§ **Aim of the task**:
Transcribe every line of the listing below word for word, keeping the original order.

--- begin ---

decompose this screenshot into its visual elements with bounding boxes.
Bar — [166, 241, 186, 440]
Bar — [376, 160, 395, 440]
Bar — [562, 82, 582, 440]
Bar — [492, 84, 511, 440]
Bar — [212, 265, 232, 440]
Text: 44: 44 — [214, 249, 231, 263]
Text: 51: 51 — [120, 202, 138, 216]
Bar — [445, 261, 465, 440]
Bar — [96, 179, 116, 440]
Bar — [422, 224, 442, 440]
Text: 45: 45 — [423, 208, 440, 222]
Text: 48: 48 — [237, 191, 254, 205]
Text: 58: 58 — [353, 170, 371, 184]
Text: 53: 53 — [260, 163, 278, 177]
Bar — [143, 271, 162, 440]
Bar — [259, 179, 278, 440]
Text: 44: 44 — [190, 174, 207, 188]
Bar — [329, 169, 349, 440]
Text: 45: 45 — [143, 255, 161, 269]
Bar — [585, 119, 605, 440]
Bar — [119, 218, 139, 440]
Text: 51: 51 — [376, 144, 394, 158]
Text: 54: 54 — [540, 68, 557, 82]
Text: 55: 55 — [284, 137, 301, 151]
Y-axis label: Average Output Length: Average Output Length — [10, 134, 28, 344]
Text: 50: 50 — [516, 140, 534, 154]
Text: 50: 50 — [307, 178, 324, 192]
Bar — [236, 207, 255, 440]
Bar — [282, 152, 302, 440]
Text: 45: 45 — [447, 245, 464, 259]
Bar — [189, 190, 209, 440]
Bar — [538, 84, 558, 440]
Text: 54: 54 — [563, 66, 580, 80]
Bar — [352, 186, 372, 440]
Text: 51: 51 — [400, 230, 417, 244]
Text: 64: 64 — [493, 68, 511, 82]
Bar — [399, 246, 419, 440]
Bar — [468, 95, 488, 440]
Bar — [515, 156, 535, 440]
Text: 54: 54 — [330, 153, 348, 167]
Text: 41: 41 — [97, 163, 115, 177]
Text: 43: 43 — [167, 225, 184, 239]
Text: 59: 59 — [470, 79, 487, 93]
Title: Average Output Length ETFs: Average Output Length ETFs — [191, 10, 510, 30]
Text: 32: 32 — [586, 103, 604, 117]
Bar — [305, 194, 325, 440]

--- end ---

§ **Task solution**:
decompose this screenshot into its visual elements with bounding boxes.
Bar — [166, 241, 186, 440]
Bar — [376, 160, 395, 440]
Bar — [562, 82, 582, 440]
Bar — [492, 84, 511, 440]
Bar — [212, 265, 232, 440]
Text: 44: 44 — [214, 249, 231, 263]
Text: 51: 51 — [120, 202, 138, 216]
Bar — [445, 261, 465, 440]
Bar — [96, 179, 116, 440]
Bar — [422, 224, 442, 440]
Text: 45: 45 — [423, 208, 440, 222]
Text: 48: 48 — [237, 191, 254, 205]
Text: 58: 58 — [353, 170, 371, 184]
Text: 53: 53 — [260, 163, 278, 177]
Bar — [143, 271, 162, 440]
Bar — [259, 179, 278, 440]
Text: 44: 44 — [190, 174, 207, 188]
Bar — [329, 169, 349, 440]
Text: 45: 45 — [143, 255, 161, 269]
Bar — [585, 119, 605, 440]
Bar — [119, 218, 139, 440]
Text: 51: 51 — [376, 144, 394, 158]
Text: 54: 54 — [540, 68, 557, 82]
Text: 55: 55 — [284, 137, 301, 151]
Y-axis label: Average Output Length: Average Output Length — [10, 134, 28, 344]
Text: 50: 50 — [516, 140, 534, 154]
Text: 50: 50 — [307, 178, 324, 192]
Bar — [236, 207, 255, 440]
Bar — [282, 152, 302, 440]
Text: 45: 45 — [447, 245, 464, 259]
Bar — [189, 190, 209, 440]
Bar — [538, 84, 558, 440]
Text: 54: 54 — [563, 66, 580, 80]
Bar — [352, 186, 372, 440]
Text: 51: 51 — [400, 230, 417, 244]
Text: 64: 64 — [493, 68, 511, 82]
Bar — [399, 246, 419, 440]
Bar — [468, 95, 488, 440]
Bar — [515, 156, 535, 440]
Text: 54: 54 — [330, 153, 348, 167]
Text: 41: 41 — [97, 163, 115, 177]
Text: 43: 43 — [167, 225, 184, 239]
Text: 59: 59 — [470, 79, 487, 93]
Title: Average Output Length ETFs: Average Output Length ETFs — [191, 10, 510, 30]
Text: 32: 32 — [586, 103, 604, 117]
Bar — [305, 194, 325, 440]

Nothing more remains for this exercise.